## Work to do
From the listing, collect all lines containing the word "qdrant".

## Raw records

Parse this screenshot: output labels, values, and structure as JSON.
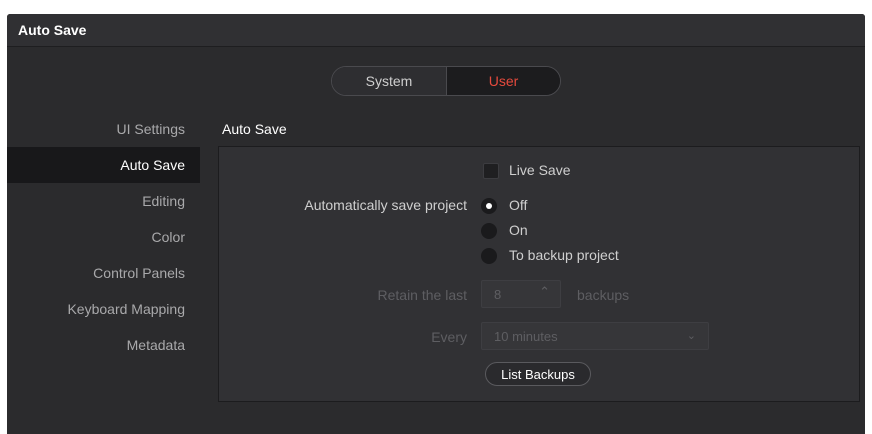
{
  "window": {
    "title": "Auto Save"
  },
  "scope_toggle": {
    "options": [
      "System",
      "User"
    ],
    "selected": "User"
  },
  "sidebar": {
    "items": [
      {
        "label": "UI Settings",
        "active": false
      },
      {
        "label": "Auto Save",
        "active": true
      },
      {
        "label": "Editing",
        "active": false
      },
      {
        "label": "Color",
        "active": false
      },
      {
        "label": "Control Panels",
        "active": false
      },
      {
        "label": "Keyboard Mapping",
        "active": false
      },
      {
        "label": "Metadata",
        "active": false
      }
    ]
  },
  "panel": {
    "title": "Auto Save",
    "live_save": {
      "label": "Live Save",
      "checked": false
    },
    "auto_save": {
      "label": "Automatically save project",
      "options": [
        {
          "label": "Off",
          "selected": true
        },
        {
          "label": "On",
          "selected": false
        },
        {
          "label": "To backup project",
          "selected": false
        }
      ]
    },
    "retain": {
      "label": "Retain the last",
      "value": "8",
      "suffix": "backups"
    },
    "every": {
      "label": "Every",
      "value": "10 minutes"
    },
    "list_backups_button": "List Backups"
  },
  "colors": {
    "accent_selected": "#e64a3d",
    "background": "#2b2b2d",
    "panel": "#313134"
  },
  "icons": {
    "stepper": "up-down-stepper-icon",
    "dropdown": "chevron-down-icon"
  }
}
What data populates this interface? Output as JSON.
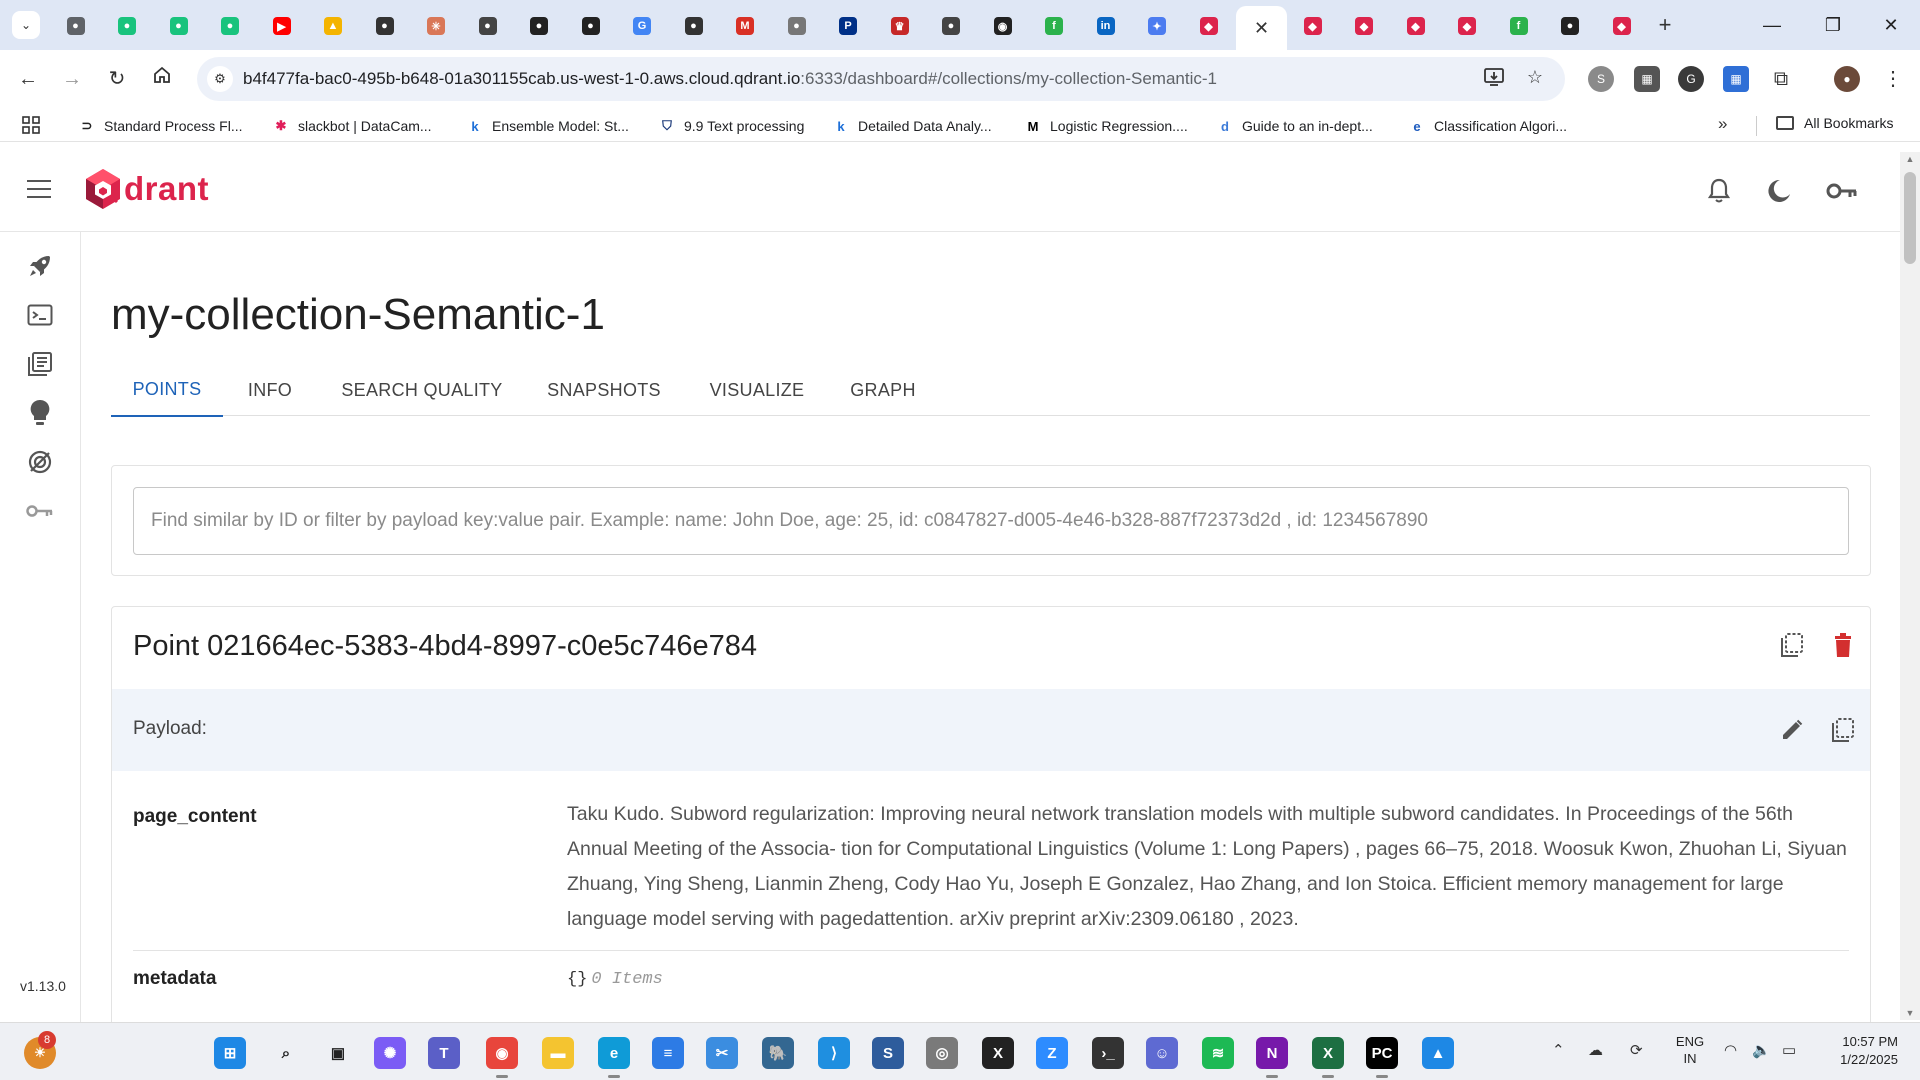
{
  "browser": {
    "tab_count_icons": [
      "profile",
      "chatgpt",
      "chatgpt",
      "chatgpt",
      "youtube",
      "drive",
      "chatgpt-circle",
      "claude",
      "openai",
      "chatgpt-dark",
      "chatgpt-dark",
      "google",
      "chatgpt-circle",
      "gmail",
      "chrome-gray",
      "paypal",
      "crown",
      "openai",
      "github",
      "feedly",
      "linkedin",
      "gemini",
      "qdrant"
    ],
    "active_tab_close": "✕",
    "url": "b4f477fa-bac0-495b-b648-01a301155cab.us-west-1-0.aws.cloud.qdrant.io",
    "url_path": ":6333/dashboard#/collections/my-collection-Semantic-1",
    "new_tab": "+",
    "window_controls": {
      "minimize": "—",
      "maximize": "❐",
      "close": "✕"
    }
  },
  "bookmarks": {
    "items": [
      {
        "label": "Standard Process Fl...",
        "icon": "process-icon",
        "color": "#222"
      },
      {
        "label": "slackbot | DataCam...",
        "icon": "slack-icon",
        "color": "#e01e5a"
      },
      {
        "label": "Ensemble Model: St...",
        "icon": "k-icon",
        "color": "#1d6fd8"
      },
      {
        "label": "9.9 Text processing",
        "icon": "shield-icon",
        "color": "#1c3a7a"
      },
      {
        "label": "Detailed Data Analy...",
        "icon": "k-icon",
        "color": "#1d6fd8"
      },
      {
        "label": "Logistic Regression....",
        "icon": "medium-icon",
        "color": "#000"
      },
      {
        "label": "Guide to an in-dept...",
        "icon": "d-icon",
        "color": "#3c7bd8"
      },
      {
        "label": "Classification Algori...",
        "icon": "e-icon",
        "color": "#1e5cbf"
      }
    ],
    "more": "»",
    "all_bookmarks": "All Bookmarks"
  },
  "app": {
    "logo_text": "drant",
    "version": "v1.13.0",
    "collection_title": "my-collection-Semantic-1",
    "tabs": [
      "POINTS",
      "INFO",
      "SEARCH QUALITY",
      "SNAPSHOTS",
      "VISUALIZE",
      "GRAPH"
    ],
    "active_tab": "POINTS",
    "search": {
      "placeholder": "Find similar by ID or filter by payload key:value pair. Example: name: John Doe, age: 25, id: c0847827-d005-4e46-b328-887f72373d2d , id: 1234567890",
      "value": ""
    },
    "point": {
      "title": "Point 021664ec-5383-4bd4-8997-c0e5c746e784",
      "payload_label": "Payload:",
      "fields": [
        {
          "key": "page_content",
          "value": "Taku Kudo. Subword regularization: Improving neural network translation models with multiple subword candidates. In Proceedings of the 56th Annual Meeting of the Associa- tion for Computational Linguistics (Volume 1: Long Papers) , pages 66–75, 2018. Woosuk Kwon, Zhuohan Li, Siyuan Zhuang, Ying Sheng, Lianmin Zheng, Cody Hao Yu, Joseph E Gonzalez, Hao Zhang, and Ion Stoica. Efficient memory management for large language model serving with pagedattention. arXiv preprint arXiv:2309.06180 , 2023."
        },
        {
          "key": "metadata",
          "braces": "{}",
          "items": "0 Items"
        }
      ]
    },
    "colors": {
      "brand": "#dc244c",
      "accent": "#1e63b8",
      "delete": "#d32f2f",
      "payload_bg": "#f0f4fa"
    }
  },
  "taskbar": {
    "badge": "8",
    "lang_line1": "ENG",
    "lang_line2": "IN",
    "time": "10:57 PM",
    "date": "1/22/2025"
  }
}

## Written response
      "qdrant"
    "url": "b4f477fa-bac0-495b-b648-01a301155cab.us-west-1-0.aws.cloud.qdrant.io",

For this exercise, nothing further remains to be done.